-------- Material provided --------
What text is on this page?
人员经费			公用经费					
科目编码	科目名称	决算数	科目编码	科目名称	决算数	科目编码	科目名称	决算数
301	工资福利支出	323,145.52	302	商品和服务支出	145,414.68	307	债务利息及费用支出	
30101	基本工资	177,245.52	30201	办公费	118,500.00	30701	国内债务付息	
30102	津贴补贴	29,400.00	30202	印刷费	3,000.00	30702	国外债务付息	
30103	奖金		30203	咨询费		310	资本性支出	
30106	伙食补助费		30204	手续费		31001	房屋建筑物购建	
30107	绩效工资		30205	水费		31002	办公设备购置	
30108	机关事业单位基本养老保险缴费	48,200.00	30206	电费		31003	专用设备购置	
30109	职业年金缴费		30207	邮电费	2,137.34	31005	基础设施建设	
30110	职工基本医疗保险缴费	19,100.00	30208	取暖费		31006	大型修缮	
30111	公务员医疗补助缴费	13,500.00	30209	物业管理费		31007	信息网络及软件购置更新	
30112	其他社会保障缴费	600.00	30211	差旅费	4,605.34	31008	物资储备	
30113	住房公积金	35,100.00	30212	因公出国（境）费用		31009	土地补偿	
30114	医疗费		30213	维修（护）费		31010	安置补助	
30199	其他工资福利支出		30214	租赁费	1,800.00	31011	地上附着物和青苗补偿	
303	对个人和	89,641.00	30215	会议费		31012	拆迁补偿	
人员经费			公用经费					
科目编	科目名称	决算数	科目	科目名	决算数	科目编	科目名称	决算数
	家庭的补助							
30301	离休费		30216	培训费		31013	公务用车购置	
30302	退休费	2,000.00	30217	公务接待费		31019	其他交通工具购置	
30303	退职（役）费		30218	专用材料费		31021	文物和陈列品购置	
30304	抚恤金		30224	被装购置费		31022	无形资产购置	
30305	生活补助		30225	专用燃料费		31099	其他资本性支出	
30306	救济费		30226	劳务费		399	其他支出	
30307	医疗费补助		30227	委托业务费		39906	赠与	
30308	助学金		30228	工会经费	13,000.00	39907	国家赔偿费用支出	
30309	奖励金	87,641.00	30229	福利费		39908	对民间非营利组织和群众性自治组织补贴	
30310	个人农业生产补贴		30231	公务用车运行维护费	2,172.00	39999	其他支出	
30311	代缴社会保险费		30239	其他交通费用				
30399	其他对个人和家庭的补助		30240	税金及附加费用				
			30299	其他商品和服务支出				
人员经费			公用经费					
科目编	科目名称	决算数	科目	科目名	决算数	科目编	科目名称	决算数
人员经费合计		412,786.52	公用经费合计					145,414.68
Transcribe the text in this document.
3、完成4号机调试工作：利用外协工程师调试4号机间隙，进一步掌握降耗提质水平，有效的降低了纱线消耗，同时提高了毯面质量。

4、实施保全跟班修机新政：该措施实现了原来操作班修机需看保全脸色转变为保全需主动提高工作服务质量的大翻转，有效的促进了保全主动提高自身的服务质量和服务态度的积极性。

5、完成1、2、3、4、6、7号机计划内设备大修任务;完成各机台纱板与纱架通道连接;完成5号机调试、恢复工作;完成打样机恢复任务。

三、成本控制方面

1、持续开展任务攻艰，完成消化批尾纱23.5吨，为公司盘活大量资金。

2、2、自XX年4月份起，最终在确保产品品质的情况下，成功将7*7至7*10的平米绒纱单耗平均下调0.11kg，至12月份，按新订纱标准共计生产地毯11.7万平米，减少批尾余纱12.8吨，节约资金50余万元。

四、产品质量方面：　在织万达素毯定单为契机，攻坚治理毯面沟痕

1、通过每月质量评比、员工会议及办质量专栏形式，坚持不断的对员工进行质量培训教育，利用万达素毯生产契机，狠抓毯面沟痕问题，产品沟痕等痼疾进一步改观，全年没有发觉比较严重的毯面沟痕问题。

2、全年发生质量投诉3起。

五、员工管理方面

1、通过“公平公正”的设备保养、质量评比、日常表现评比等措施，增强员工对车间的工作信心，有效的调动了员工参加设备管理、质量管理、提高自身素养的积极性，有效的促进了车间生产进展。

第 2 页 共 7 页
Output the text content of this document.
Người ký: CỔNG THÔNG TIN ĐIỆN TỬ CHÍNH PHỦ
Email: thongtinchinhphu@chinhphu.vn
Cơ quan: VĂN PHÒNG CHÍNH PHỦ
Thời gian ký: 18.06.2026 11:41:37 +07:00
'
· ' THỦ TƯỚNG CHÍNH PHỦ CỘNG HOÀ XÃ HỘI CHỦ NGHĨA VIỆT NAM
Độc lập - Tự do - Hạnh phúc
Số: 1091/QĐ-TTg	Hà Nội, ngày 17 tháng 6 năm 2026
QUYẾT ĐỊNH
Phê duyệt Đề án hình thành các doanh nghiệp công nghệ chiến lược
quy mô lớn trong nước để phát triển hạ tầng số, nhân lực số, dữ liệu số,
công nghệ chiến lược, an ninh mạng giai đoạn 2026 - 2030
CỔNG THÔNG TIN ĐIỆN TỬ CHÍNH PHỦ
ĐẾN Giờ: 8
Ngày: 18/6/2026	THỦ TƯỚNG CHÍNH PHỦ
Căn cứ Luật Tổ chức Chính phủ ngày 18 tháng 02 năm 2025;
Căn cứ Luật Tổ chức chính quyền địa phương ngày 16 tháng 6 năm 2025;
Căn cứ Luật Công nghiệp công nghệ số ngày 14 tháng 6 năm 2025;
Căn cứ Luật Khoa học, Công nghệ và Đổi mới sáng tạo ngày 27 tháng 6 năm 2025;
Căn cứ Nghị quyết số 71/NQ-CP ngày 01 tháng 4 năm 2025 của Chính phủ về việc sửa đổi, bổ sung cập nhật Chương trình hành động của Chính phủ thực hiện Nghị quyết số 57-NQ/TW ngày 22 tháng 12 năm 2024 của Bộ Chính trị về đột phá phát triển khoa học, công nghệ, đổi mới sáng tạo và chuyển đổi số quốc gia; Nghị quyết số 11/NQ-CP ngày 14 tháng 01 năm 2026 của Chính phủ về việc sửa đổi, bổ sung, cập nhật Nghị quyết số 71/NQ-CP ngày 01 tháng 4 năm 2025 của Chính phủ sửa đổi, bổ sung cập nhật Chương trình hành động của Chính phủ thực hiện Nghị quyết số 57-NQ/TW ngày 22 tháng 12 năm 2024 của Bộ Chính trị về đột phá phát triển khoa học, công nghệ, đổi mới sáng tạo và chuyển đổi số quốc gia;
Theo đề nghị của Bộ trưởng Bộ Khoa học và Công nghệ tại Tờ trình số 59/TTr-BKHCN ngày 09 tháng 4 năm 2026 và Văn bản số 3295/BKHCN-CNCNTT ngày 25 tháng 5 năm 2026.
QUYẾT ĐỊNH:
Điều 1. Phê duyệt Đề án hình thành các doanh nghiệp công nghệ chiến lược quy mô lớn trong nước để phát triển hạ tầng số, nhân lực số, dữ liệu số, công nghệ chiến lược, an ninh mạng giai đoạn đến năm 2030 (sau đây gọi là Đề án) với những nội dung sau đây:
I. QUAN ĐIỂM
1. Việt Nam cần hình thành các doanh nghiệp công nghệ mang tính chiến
--------
What the task asks
Check every line in the material above for the string "thành", then give only the number of lines that have it.

Written response
3